[Data entries]
--------------------------------

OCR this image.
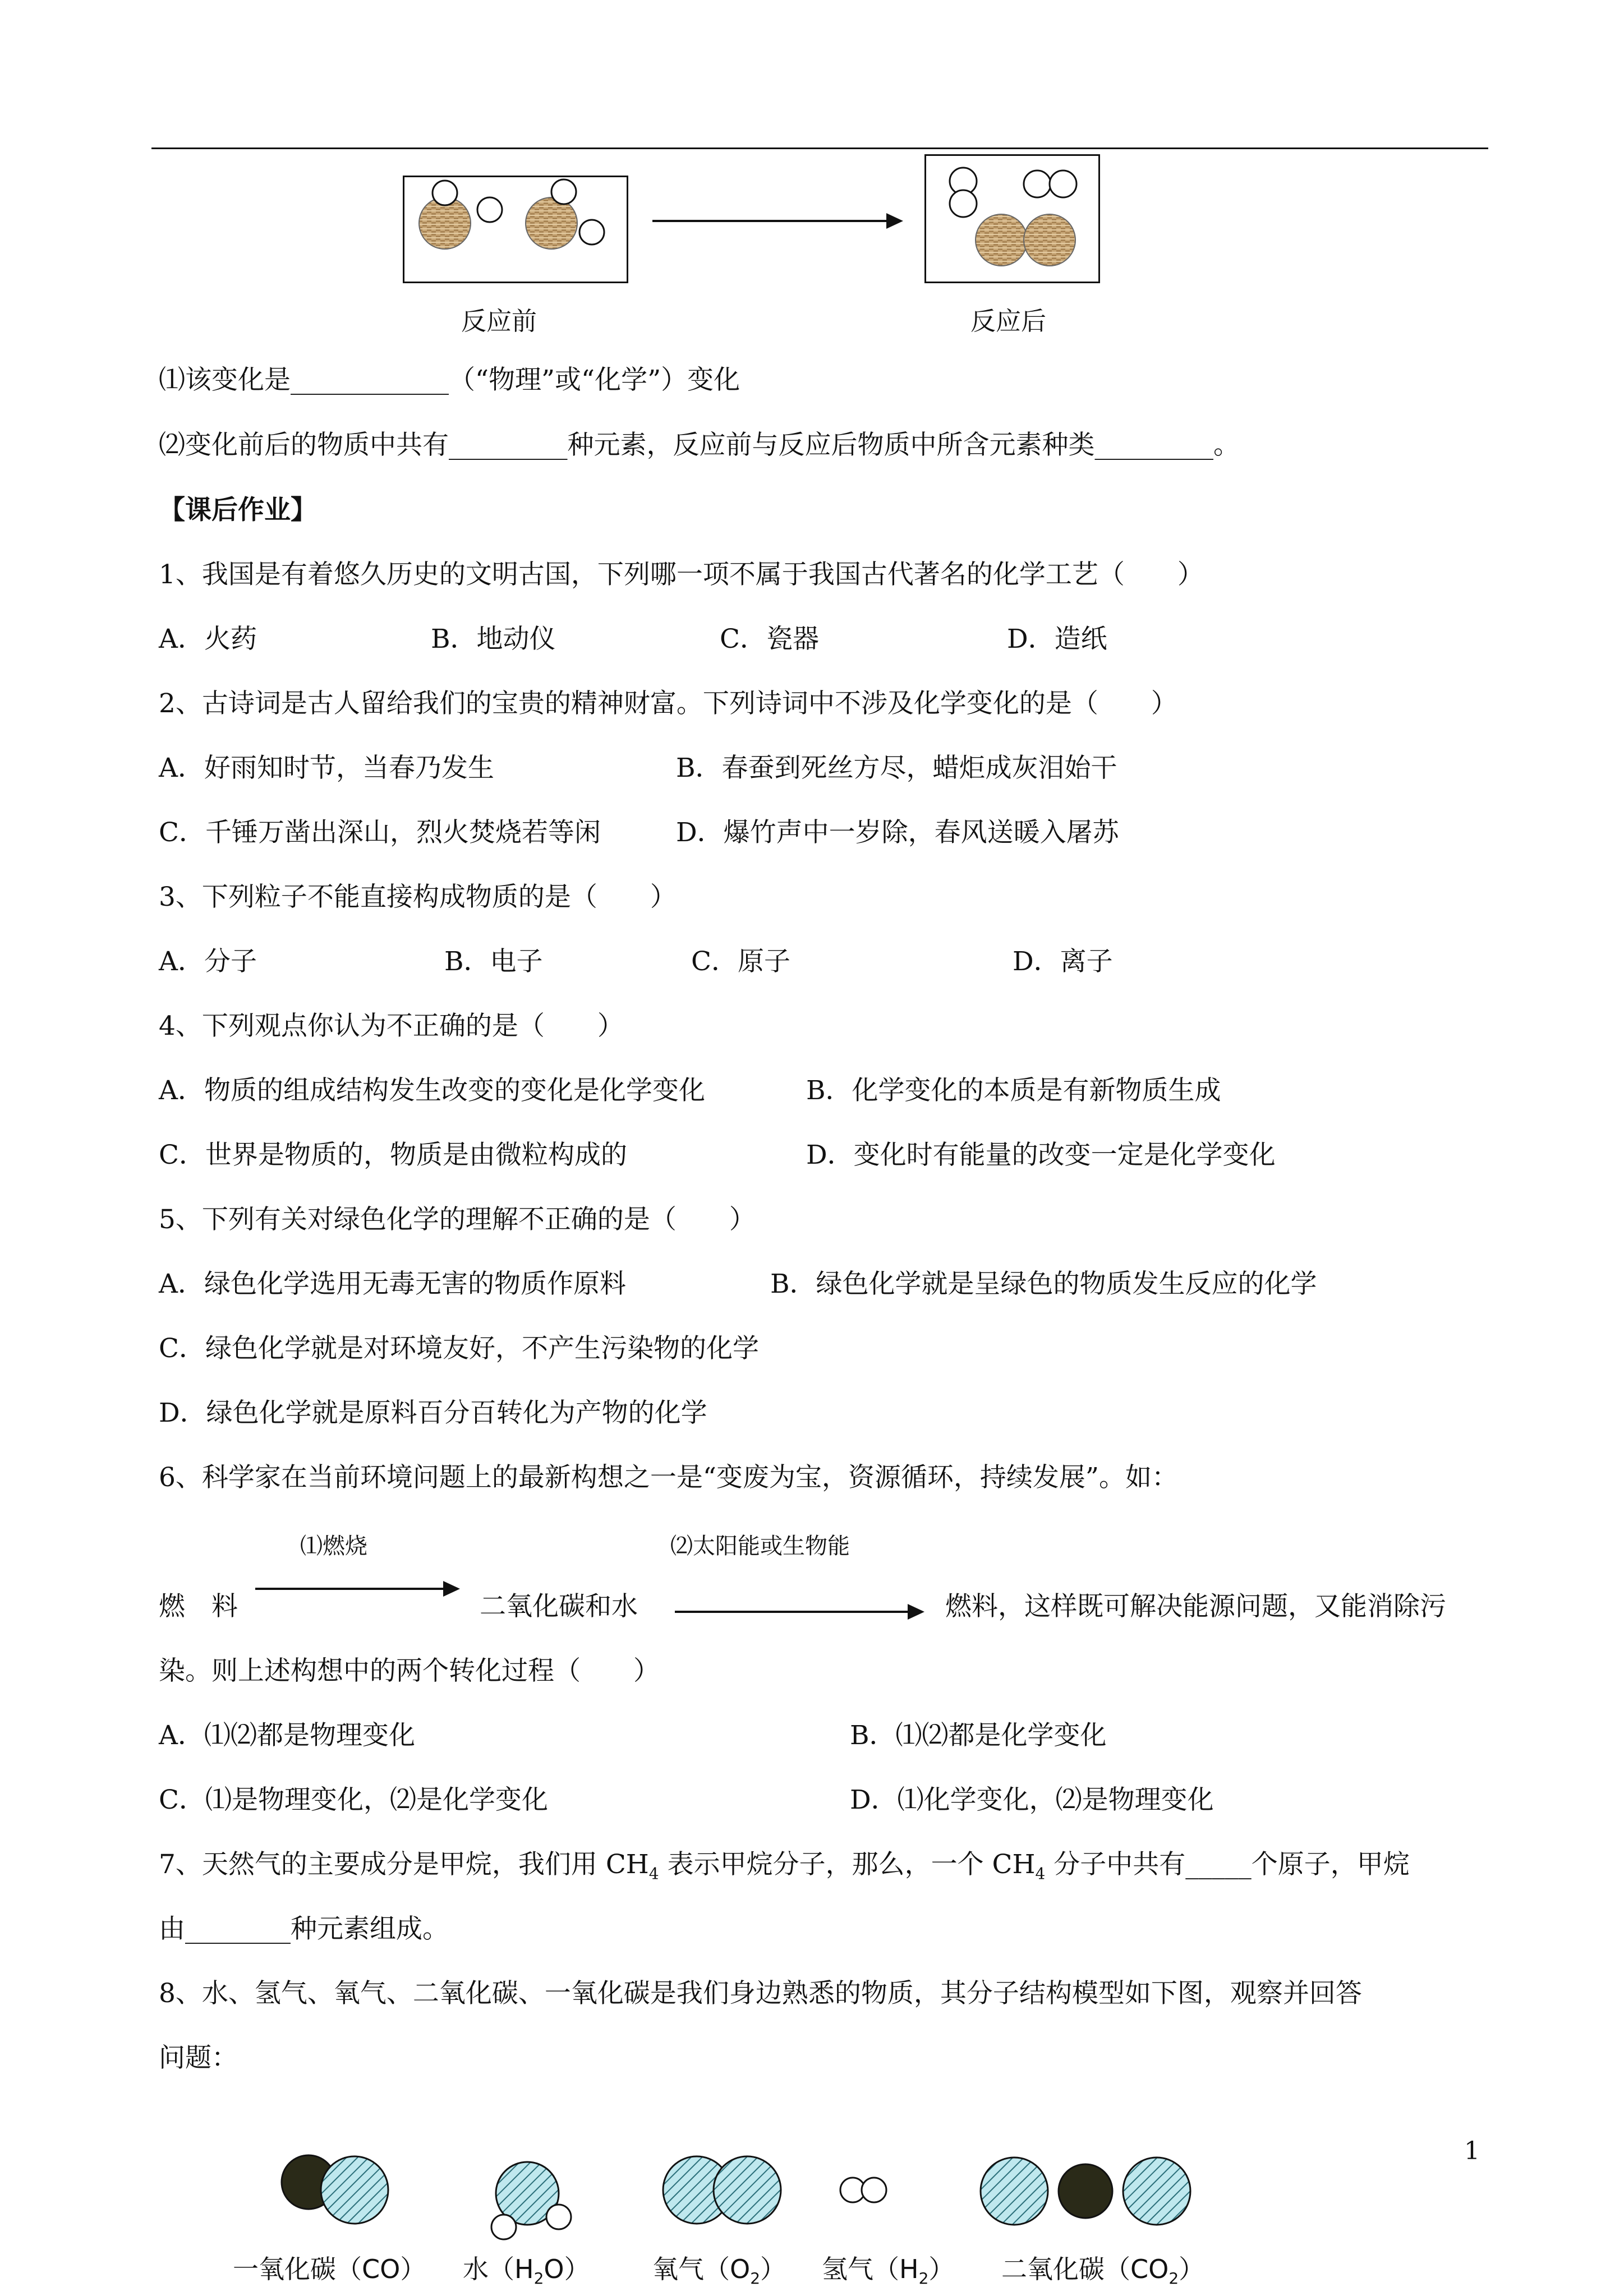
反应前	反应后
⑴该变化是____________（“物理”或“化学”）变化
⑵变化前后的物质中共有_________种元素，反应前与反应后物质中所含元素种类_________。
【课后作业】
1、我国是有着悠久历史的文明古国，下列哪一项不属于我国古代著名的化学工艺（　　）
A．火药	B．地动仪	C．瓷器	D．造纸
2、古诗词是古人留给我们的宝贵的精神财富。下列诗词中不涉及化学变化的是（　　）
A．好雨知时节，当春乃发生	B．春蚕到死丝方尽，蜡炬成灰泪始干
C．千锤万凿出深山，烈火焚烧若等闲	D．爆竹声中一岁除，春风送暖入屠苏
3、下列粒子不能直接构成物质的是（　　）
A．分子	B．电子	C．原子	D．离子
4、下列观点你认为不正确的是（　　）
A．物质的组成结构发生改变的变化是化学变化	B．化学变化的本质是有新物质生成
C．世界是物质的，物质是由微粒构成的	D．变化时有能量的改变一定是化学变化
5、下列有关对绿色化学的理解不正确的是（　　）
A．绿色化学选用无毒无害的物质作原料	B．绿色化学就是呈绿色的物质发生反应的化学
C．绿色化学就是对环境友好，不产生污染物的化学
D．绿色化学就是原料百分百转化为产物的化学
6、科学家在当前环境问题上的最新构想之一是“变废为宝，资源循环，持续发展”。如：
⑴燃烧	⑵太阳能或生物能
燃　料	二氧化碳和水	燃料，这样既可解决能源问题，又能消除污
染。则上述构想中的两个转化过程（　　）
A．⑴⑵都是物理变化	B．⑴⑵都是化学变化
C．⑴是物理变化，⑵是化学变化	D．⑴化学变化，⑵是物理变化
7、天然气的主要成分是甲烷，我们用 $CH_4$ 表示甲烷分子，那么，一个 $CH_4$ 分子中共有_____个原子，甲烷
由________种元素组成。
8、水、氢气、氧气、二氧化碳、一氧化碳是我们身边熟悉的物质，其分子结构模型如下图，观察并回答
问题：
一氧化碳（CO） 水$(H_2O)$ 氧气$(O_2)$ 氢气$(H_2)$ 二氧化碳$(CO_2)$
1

--------------------------------

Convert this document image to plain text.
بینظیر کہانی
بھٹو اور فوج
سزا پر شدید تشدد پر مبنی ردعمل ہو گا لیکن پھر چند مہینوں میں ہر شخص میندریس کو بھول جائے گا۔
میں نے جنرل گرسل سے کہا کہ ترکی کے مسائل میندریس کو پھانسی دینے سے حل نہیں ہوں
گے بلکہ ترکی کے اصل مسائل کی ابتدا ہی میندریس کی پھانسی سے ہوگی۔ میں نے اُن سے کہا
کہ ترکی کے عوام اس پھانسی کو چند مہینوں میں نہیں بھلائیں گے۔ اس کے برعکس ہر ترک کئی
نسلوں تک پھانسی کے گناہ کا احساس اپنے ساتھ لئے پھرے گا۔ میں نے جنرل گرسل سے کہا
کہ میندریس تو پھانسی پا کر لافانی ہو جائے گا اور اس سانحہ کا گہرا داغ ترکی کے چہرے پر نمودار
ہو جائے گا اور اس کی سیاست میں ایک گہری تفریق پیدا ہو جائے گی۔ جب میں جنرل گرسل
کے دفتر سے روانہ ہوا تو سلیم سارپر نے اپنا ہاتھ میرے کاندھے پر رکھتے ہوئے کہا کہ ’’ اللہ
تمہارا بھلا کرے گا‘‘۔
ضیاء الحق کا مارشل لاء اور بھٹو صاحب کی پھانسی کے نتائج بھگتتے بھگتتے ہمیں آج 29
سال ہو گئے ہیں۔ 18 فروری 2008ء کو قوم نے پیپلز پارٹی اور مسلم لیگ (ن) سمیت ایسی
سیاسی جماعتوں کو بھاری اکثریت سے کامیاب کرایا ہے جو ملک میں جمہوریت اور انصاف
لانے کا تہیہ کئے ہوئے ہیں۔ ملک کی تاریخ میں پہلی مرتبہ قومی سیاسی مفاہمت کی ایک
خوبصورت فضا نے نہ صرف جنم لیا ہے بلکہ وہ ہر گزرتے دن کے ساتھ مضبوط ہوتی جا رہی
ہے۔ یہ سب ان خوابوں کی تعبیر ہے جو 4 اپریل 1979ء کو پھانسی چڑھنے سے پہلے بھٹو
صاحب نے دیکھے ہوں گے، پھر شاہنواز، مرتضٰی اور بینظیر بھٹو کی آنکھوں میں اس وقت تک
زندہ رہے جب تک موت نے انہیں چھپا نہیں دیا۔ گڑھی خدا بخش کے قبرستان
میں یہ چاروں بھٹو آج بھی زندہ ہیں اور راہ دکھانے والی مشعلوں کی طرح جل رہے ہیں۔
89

--------------------------------

**Challenge:**
Find every line in the entries that includes the word "بینظیر", then state how many there are and nothing else.

**Task output:**
2